(What to do): Of all the lines in the records, how many hold the word "three"? Answer with the number only.

----------------

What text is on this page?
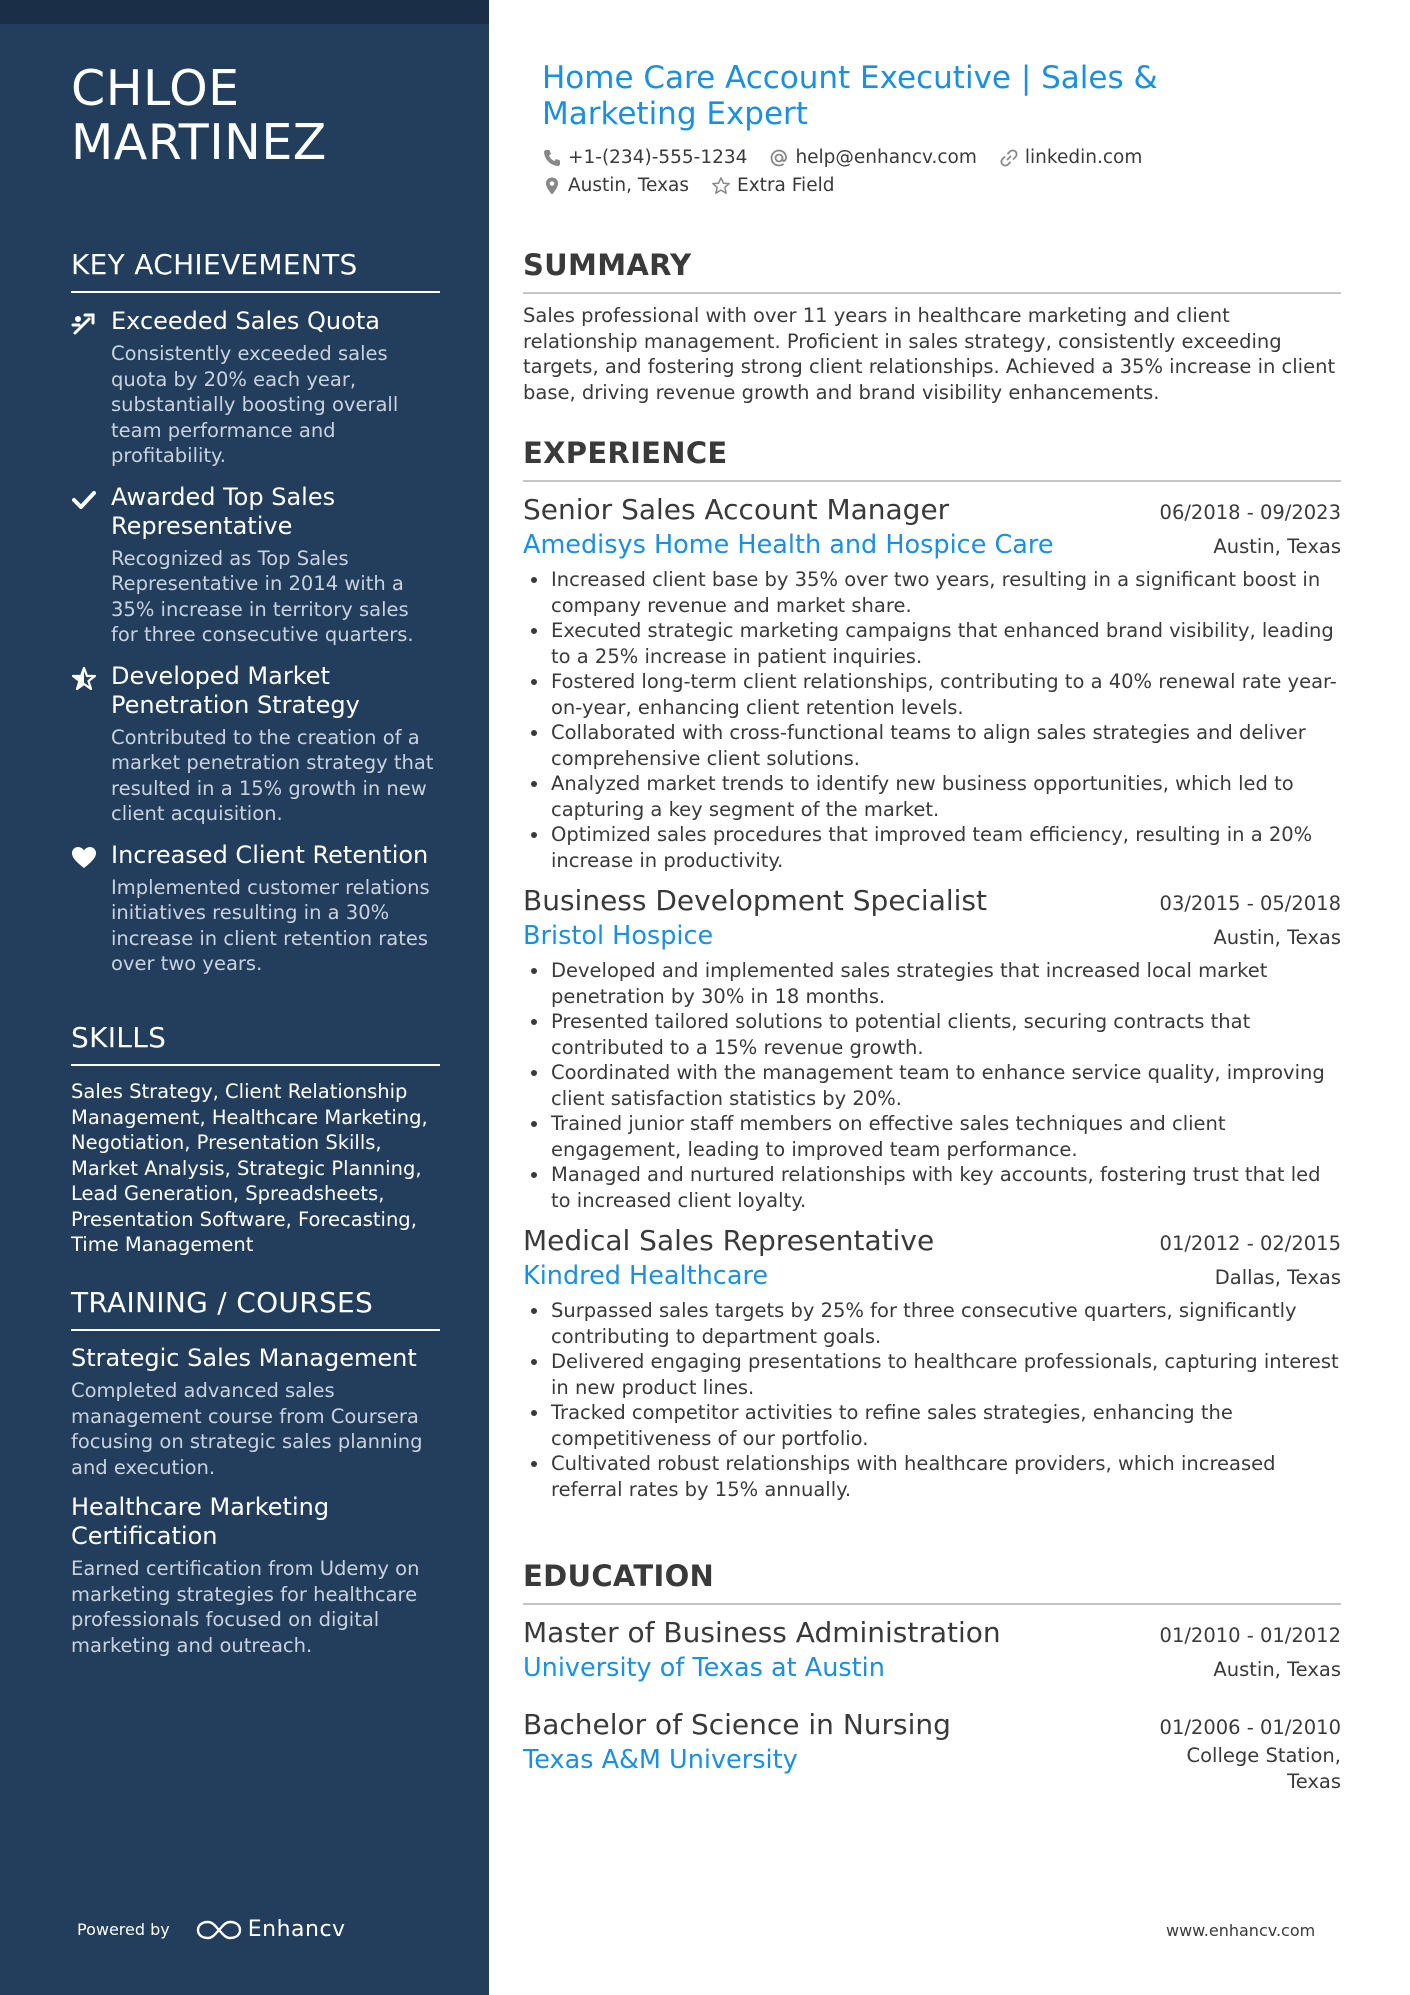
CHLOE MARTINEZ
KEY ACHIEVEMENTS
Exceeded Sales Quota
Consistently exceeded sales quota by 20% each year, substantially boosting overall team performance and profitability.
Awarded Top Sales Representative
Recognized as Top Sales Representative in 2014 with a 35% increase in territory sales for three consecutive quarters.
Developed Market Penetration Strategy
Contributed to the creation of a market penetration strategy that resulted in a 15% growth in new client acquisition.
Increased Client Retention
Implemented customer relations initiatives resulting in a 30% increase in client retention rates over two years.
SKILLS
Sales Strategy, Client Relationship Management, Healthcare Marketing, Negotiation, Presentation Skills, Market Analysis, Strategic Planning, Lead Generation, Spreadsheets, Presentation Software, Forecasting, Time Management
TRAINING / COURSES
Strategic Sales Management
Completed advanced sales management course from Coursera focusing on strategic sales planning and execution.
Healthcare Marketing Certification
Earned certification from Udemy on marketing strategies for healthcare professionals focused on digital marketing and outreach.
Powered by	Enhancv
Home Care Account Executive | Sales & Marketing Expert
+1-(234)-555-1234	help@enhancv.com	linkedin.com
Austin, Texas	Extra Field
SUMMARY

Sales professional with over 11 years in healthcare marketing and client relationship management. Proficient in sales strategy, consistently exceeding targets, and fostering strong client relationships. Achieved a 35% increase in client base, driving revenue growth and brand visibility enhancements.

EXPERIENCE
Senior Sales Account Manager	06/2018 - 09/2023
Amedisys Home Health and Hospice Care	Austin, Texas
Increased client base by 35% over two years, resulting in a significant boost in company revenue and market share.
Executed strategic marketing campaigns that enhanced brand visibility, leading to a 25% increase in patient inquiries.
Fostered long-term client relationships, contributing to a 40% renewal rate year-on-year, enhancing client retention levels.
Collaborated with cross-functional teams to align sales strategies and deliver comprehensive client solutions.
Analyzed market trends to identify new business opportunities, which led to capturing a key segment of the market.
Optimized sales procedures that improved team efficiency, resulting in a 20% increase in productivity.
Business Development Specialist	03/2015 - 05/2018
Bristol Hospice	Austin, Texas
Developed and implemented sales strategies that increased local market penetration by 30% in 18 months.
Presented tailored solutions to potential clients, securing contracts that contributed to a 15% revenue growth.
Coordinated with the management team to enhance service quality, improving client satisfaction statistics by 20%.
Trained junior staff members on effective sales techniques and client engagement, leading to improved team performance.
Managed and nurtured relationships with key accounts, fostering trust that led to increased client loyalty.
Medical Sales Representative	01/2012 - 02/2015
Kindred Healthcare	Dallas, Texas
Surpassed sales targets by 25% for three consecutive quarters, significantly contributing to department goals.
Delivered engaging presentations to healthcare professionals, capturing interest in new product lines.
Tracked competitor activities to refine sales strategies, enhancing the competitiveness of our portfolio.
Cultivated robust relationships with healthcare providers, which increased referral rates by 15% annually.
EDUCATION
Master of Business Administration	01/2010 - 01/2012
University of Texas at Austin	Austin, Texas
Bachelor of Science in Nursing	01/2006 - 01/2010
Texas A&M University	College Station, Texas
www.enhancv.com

----------------

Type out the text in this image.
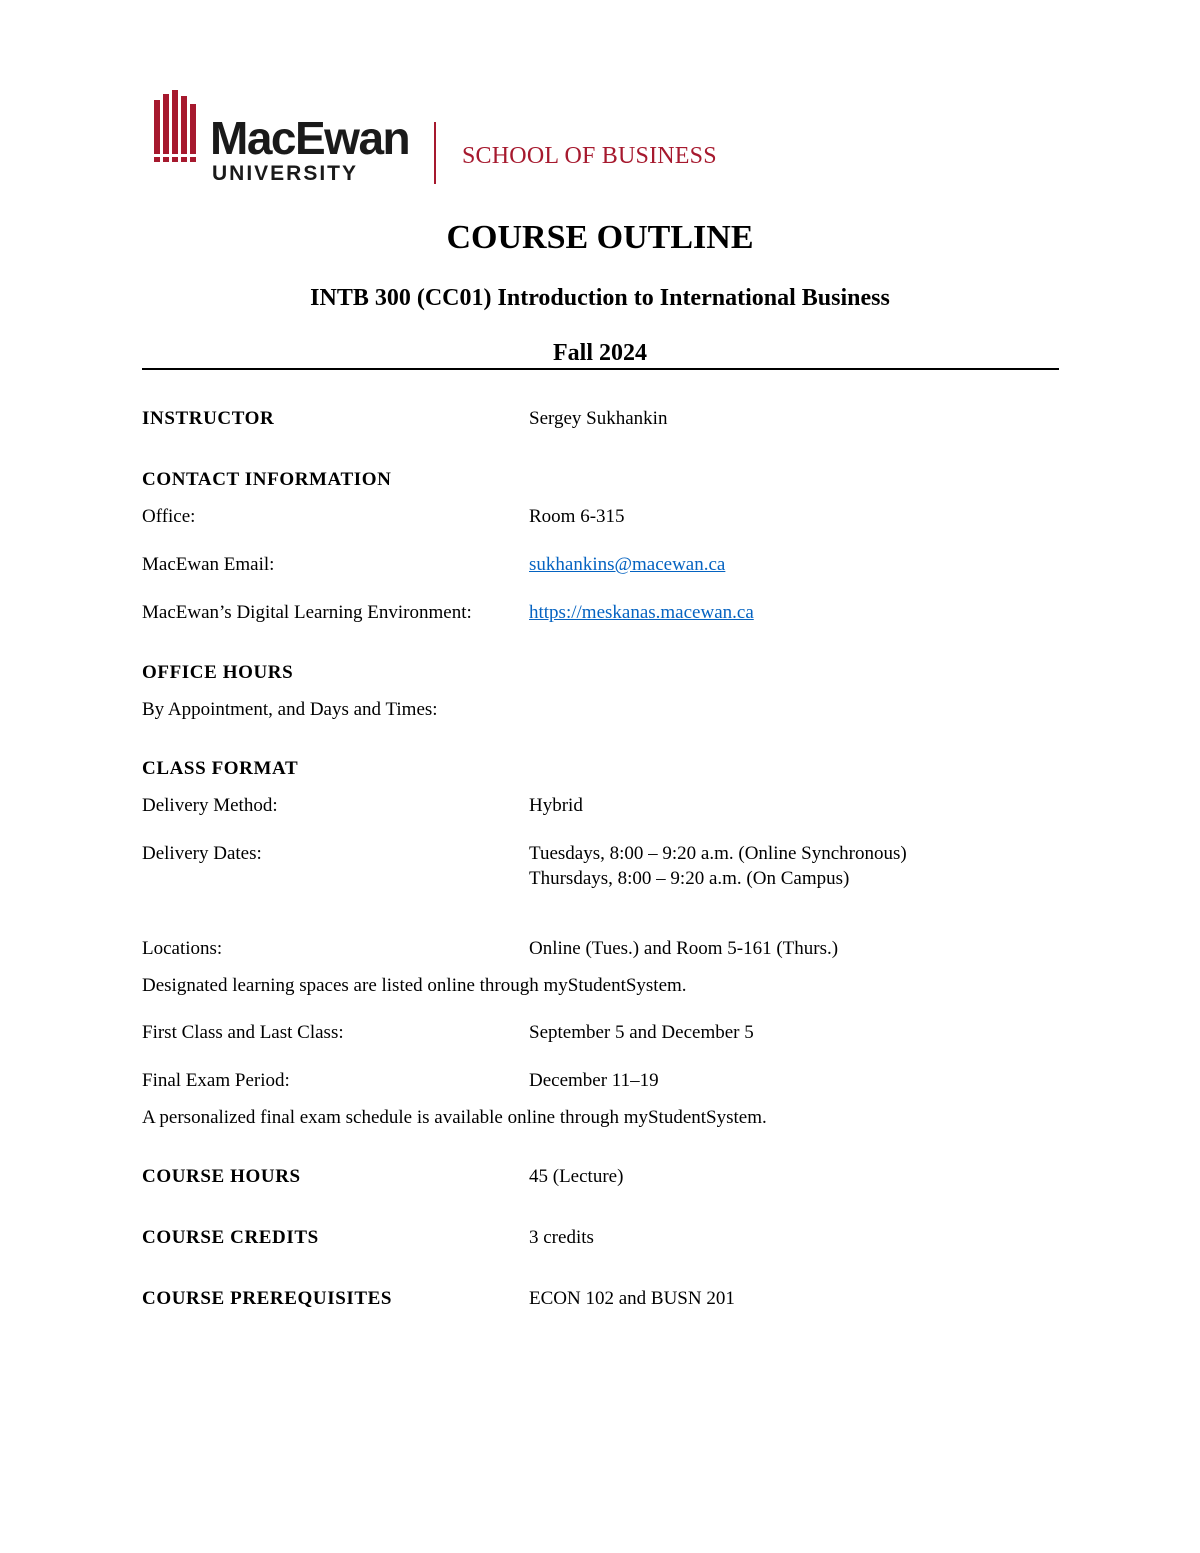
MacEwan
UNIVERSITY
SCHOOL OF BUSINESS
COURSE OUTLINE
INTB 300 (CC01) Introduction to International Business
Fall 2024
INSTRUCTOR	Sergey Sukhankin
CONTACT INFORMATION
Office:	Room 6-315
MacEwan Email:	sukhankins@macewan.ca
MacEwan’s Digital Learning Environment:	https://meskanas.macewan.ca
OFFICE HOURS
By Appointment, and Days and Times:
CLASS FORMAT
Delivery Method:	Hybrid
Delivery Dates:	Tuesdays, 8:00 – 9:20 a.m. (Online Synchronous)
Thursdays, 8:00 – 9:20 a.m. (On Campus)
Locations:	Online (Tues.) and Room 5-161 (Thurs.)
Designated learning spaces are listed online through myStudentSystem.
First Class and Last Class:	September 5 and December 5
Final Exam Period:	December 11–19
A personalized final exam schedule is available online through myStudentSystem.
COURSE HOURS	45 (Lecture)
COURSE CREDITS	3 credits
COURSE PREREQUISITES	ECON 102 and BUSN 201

----------------

(Answer to this problem): 2